-- START Records shown --

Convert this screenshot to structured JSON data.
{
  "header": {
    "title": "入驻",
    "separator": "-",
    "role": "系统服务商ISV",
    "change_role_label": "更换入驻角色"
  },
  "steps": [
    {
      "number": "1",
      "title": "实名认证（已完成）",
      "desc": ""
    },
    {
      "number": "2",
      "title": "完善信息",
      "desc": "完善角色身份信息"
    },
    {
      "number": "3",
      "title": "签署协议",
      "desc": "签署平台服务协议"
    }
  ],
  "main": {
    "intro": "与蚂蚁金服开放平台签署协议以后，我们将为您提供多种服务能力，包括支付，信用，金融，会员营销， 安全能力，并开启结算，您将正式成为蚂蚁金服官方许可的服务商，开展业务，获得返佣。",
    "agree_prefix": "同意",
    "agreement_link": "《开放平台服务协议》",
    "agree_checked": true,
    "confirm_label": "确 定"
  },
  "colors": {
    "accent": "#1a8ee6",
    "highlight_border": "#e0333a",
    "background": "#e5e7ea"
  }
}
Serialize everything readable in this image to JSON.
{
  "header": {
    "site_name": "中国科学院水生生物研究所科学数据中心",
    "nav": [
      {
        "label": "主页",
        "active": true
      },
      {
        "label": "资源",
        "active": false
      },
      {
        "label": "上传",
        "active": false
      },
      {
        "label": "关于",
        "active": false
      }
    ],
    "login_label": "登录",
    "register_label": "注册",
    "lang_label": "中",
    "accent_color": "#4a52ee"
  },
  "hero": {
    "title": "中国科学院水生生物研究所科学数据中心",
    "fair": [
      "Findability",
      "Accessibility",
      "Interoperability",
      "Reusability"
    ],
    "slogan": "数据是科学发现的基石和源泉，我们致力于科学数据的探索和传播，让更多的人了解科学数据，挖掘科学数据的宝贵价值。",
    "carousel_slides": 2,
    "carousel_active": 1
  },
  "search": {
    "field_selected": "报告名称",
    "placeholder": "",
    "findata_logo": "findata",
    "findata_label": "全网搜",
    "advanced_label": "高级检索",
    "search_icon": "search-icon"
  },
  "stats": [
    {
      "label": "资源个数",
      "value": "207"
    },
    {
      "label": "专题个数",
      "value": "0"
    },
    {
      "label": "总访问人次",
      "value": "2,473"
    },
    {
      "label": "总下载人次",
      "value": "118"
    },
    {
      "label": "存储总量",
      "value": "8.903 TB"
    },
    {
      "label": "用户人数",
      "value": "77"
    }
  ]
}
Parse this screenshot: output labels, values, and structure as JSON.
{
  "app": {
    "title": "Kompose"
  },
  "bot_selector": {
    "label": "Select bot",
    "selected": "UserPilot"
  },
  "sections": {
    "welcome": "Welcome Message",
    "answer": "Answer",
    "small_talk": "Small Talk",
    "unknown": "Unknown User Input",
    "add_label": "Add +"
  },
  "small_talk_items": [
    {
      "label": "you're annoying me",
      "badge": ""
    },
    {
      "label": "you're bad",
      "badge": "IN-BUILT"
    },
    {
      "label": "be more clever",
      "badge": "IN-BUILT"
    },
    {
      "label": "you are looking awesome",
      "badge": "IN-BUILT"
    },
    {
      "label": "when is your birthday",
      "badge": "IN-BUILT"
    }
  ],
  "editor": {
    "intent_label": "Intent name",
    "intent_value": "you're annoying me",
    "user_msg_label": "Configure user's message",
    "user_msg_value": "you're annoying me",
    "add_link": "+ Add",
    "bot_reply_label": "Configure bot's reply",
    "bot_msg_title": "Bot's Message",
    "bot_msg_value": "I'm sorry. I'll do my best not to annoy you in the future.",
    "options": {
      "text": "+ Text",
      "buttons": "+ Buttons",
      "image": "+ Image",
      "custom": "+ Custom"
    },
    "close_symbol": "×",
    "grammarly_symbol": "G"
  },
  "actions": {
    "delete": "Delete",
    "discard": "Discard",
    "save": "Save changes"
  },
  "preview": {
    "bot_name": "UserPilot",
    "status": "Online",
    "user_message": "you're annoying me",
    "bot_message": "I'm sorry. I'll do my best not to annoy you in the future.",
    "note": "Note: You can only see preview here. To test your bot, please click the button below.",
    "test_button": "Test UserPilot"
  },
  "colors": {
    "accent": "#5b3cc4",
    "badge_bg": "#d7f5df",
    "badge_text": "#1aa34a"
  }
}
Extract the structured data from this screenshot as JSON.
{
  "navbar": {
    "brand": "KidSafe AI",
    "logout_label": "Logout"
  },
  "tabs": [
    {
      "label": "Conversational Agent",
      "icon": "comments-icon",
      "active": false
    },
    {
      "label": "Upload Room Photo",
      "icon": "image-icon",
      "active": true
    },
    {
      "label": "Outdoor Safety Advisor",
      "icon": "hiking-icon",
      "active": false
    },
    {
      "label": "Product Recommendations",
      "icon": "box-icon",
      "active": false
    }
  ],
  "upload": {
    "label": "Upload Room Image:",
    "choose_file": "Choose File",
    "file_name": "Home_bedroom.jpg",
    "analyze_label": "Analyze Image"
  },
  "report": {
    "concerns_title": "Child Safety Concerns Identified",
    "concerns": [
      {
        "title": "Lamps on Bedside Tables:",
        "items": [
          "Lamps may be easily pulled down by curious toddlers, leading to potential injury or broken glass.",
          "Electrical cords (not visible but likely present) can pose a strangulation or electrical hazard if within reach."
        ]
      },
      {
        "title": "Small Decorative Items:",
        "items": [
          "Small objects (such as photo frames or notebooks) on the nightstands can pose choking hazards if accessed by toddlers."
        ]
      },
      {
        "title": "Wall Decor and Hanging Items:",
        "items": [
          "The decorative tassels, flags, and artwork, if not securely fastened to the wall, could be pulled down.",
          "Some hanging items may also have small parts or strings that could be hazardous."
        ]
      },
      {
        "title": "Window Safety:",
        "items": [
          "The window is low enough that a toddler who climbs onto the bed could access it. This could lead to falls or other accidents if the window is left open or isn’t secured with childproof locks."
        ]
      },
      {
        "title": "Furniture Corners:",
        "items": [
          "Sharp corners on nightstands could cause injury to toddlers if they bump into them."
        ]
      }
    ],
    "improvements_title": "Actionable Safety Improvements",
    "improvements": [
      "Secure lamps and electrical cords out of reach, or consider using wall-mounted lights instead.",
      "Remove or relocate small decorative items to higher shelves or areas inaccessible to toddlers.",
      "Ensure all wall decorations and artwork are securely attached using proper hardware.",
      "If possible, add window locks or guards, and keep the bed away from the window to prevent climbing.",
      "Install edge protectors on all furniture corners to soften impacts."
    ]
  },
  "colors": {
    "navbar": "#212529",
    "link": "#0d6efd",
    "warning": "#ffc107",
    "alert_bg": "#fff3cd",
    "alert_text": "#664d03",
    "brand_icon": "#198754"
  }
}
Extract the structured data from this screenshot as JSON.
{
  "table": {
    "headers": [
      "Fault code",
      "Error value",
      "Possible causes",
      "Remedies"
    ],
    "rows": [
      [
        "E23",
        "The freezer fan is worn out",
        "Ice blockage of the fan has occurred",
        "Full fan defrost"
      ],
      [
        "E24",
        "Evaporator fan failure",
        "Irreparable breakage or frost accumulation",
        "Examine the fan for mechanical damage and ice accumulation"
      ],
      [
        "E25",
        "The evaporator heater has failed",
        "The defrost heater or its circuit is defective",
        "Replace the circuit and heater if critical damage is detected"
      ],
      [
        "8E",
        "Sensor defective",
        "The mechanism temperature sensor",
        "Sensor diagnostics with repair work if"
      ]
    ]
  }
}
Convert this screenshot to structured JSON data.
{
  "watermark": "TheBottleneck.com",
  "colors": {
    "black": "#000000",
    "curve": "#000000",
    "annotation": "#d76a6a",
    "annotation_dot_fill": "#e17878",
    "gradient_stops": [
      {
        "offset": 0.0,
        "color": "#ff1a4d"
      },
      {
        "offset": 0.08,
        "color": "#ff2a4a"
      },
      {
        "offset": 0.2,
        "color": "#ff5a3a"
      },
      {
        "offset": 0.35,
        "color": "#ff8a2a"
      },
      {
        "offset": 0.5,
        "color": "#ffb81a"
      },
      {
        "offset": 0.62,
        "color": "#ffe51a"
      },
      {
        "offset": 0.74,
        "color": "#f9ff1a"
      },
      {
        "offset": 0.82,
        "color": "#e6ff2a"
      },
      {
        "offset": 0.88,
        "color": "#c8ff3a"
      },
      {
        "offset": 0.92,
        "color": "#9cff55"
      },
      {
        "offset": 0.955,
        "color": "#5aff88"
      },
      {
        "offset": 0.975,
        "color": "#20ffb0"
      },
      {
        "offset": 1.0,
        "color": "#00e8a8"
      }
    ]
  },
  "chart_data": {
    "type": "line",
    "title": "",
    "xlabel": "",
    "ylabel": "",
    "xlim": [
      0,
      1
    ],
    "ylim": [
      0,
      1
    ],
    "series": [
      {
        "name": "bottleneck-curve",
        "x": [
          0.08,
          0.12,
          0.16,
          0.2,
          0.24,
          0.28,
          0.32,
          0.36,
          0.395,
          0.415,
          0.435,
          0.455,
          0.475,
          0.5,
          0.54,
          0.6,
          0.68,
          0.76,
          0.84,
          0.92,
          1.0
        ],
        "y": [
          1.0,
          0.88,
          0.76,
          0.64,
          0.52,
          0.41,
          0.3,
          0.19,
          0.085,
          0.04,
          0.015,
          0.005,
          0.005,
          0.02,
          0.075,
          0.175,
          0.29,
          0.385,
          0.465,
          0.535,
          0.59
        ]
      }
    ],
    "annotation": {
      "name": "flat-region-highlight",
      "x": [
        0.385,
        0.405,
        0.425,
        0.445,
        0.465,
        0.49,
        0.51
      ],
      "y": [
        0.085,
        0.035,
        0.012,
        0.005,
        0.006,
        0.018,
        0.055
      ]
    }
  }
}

-- END Records shown --

Exercise aim: Report how many lines of the listing hold the word "that", with nothing but the number.

Output of the exercise: 2